*EXERCISE DETAILS*: Copy the lines below as they are; omit the images they contain.

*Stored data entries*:
+++
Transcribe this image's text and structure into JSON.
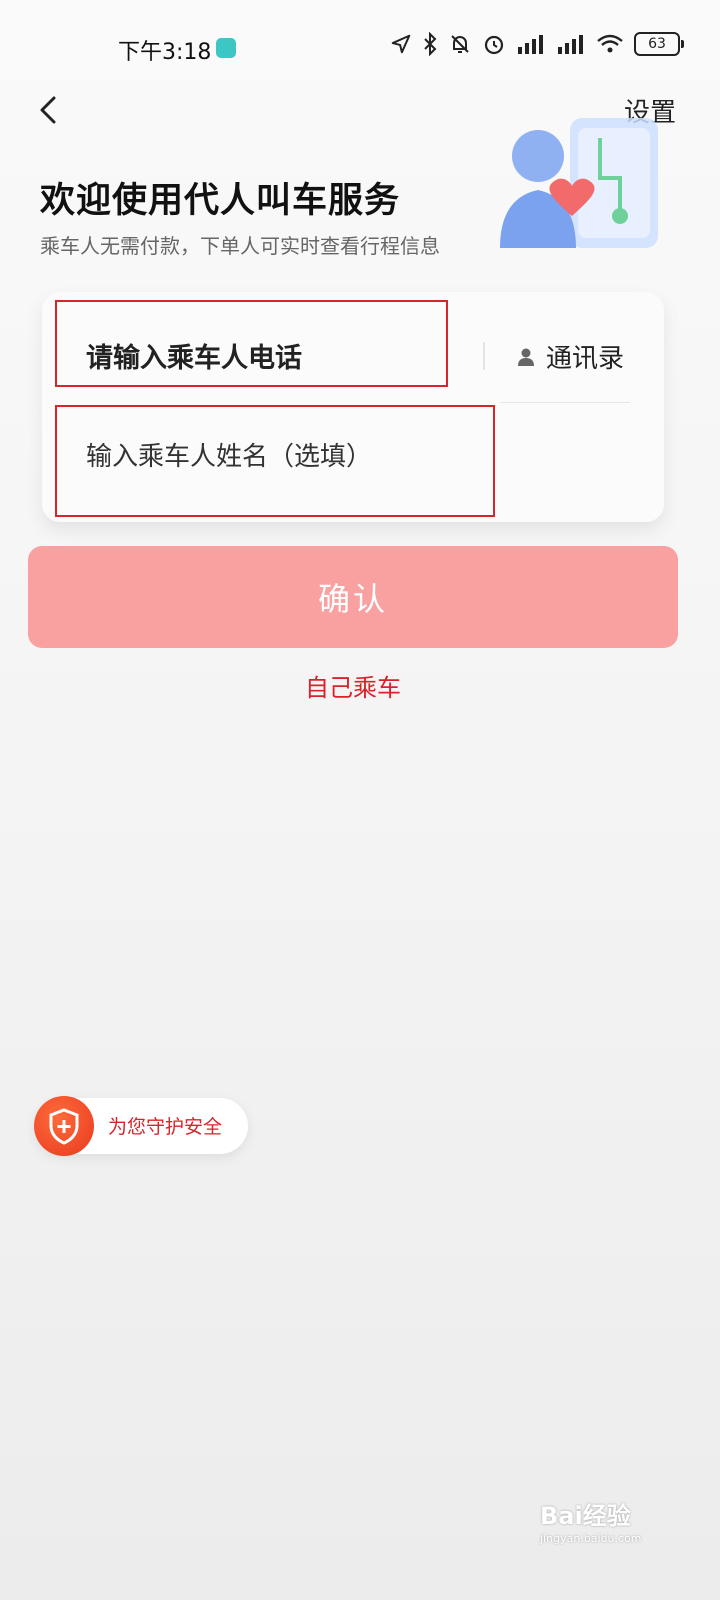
{
  "status_bar": {
    "time": "下午3:18",
    "battery": "63",
    "icons": [
      "location-icon",
      "bluetooth-icon",
      "mute-icon",
      "alarm-icon",
      "signal-icon",
      "signal-icon",
      "wifi-icon",
      "battery-icon"
    ]
  },
  "header": {
    "back_icon": "chevron-left-icon",
    "settings_label": "设置"
  },
  "hero": {
    "title": "欢迎使用代人叫车服务",
    "subtitle": "乘车人无需付款，下单人可实时查看行程信息"
  },
  "form": {
    "phone_placeholder": "请输入乘车人电话",
    "contacts_label": "通讯录",
    "name_placeholder": "输入乘车人姓名（选填）"
  },
  "actions": {
    "confirm_label": "确认",
    "self_ride_label": "自己乘车"
  },
  "safety": {
    "label": "为您守护安全"
  },
  "watermark": {
    "brand": "Bai经验",
    "url": "jingyan.baidu.com"
  },
  "colors": {
    "accent": "#d8232a",
    "confirm_bg": "#f9a1a1"
  }
}
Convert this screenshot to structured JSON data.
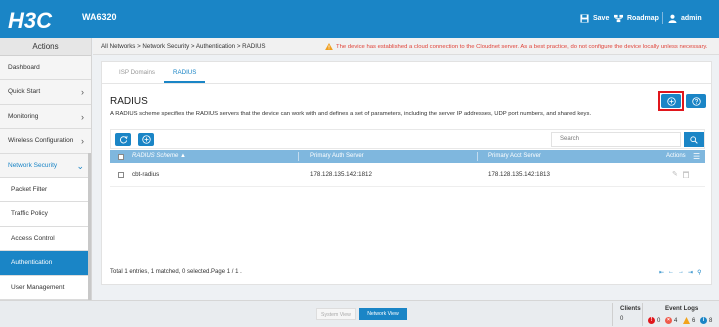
{
  "header": {
    "logo": "H3C",
    "model": "WA6320",
    "save_label": "Save",
    "roadmap_label": "Roadmap",
    "user_label": "admin"
  },
  "sidebar": {
    "title": "Actions",
    "items": [
      {
        "label": "Dashboard"
      },
      {
        "label": "Quick Start"
      },
      {
        "label": "Monitoring"
      },
      {
        "label": "Wireless Configuration"
      },
      {
        "label": "Network Security"
      },
      {
        "label": "Packet Filter"
      },
      {
        "label": "Traffic Policy"
      },
      {
        "label": "Access Control"
      },
      {
        "label": "Authentication"
      },
      {
        "label": "User Management"
      }
    ]
  },
  "breadcrumb": "All Networks > Network Security > Authentication > RADIUS",
  "warning": "The device has established a cloud connection to the Cloudnet server. As a best practice, do not configure the device locally unless necessary.",
  "tabs": [
    {
      "label": "ISP Domains"
    },
    {
      "label": "RADIUS"
    }
  ],
  "page": {
    "title": "RADIUS",
    "description": "A RADIUS scheme specifies the RADIUS servers that the device can work with and defines a set of parameters, including the server IP addresses, UDP port numbers, and shared keys."
  },
  "search": {
    "placeholder": "Search"
  },
  "table": {
    "columns": [
      "RADIUS Scheme",
      "Primary Auth Server",
      "Primary Acct Server",
      "Actions"
    ],
    "rows": [
      {
        "scheme": "cbt-radius",
        "auth": "178.128.135.142:1812",
        "acct": "178.128.135.142:1813"
      }
    ]
  },
  "table_footer": "Total 1 entries, 1 matched, 0 selected.Page 1 / 1 .",
  "statusbar": {
    "system_view": "System View",
    "network_view": "Network View",
    "clients_label": "Clients",
    "clients_value": "0",
    "event_logs_label": "Event Logs",
    "logs": {
      "critical": "0",
      "error": "4",
      "warning": "6",
      "info": "8"
    }
  },
  "colors": {
    "accent": "#1a85c6",
    "highlight": "#e0161c",
    "warning_text": "#e0443a"
  }
}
+++
*ANSWER IN FULL*:
Transcribe this image's text and structure into JSON.
{
  "status_bar": {
    "time": "下午3:18",
    "battery": "63",
    "icons": [
      "location-icon",
      "bluetooth-icon",
      "mute-icon",
      "alarm-icon",
      "signal-icon",
      "signal-icon",
      "wifi-icon",
      "battery-icon"
    ]
  },
  "header": {
    "back_icon": "chevron-left-icon",
    "settings_label": "设置"
  },
  "hero": {
    "title": "欢迎使用代人叫车服务",
    "subtitle": "乘车人无需付款，下单人可实时查看行程信息"
  },
  "form": {
    "phone_placeholder": "请输入乘车人电话",
    "contacts_label": "通讯录",
    "name_placeholder": "输入乘车人姓名（选填）"
  },
  "actions": {
    "confirm_label": "确认",
    "self_ride_label": "自己乘车"
  },
  "safety": {
    "label": "为您守护安全"
  },
  "watermark": {
    "brand": "Bai经验",
    "url": "jingyan.baidu.com"
  },
  "colors": {
    "accent": "#d8232a",
    "confirm_bg": "#f9a1a1"
  }
}
Convert this screenshot to structured JSON data.
{
  "header": {
    "logo": "H3C",
    "model": "WA6320",
    "save_label": "Save",
    "roadmap_label": "Roadmap",
    "user_label": "admin"
  },
  "sidebar": {
    "title": "Actions",
    "items": [
      {
        "label": "Dashboard"
      },
      {
        "label": "Quick Start"
      },
      {
        "label": "Monitoring"
      },
      {
        "label": "Wireless Configuration"
      },
      {
        "label": "Network Security"
      },
      {
        "label": "Packet Filter"
      },
      {
        "label": "Traffic Policy"
      },
      {
        "label": "Access Control"
      },
      {
        "label": "Authentication"
      },
      {
        "label": "User Management"
      }
    ]
  },
  "breadcrumb": "All Networks > Network Security > Authentication > RADIUS",
  "warning": "The device has established a cloud connection to the Cloudnet server. As a best practice, do not configure the device locally unless necessary.",
  "tabs": [
    {
      "label": "ISP Domains"
    },
    {
      "label": "RADIUS"
    }
  ],
  "page": {
    "title": "RADIUS",
    "description": "A RADIUS scheme specifies the RADIUS servers that the device can work with and defines a set of parameters, including the server IP addresses, UDP port numbers, and shared keys."
  },
  "search": {
    "placeholder": "Search"
  },
  "table": {
    "columns": [
      "RADIUS Scheme",
      "Primary Auth Server",
      "Primary Acct Server",
      "Actions"
    ],
    "rows": [
      {
        "scheme": "cbt-radius",
        "auth": "178.128.135.142:1812",
        "acct": "178.128.135.142:1813"
      }
    ]
  },
  "table_footer": "Total 1 entries, 1 matched, 0 selected.Page 1 / 1 .",
  "statusbar": {
    "system_view": "System View",
    "network_view": "Network View",
    "clients_label": "Clients",
    "clients_value": "0",
    "event_logs_label": "Event Logs",
    "logs": {
      "critical": "0",
      "error": "4",
      "warning": "6",
      "info": "8"
    }
  },
  "colors": {
    "accent": "#1a85c6",
    "highlight": "#e0161c",
    "warning_text": "#e0443a"
  }
}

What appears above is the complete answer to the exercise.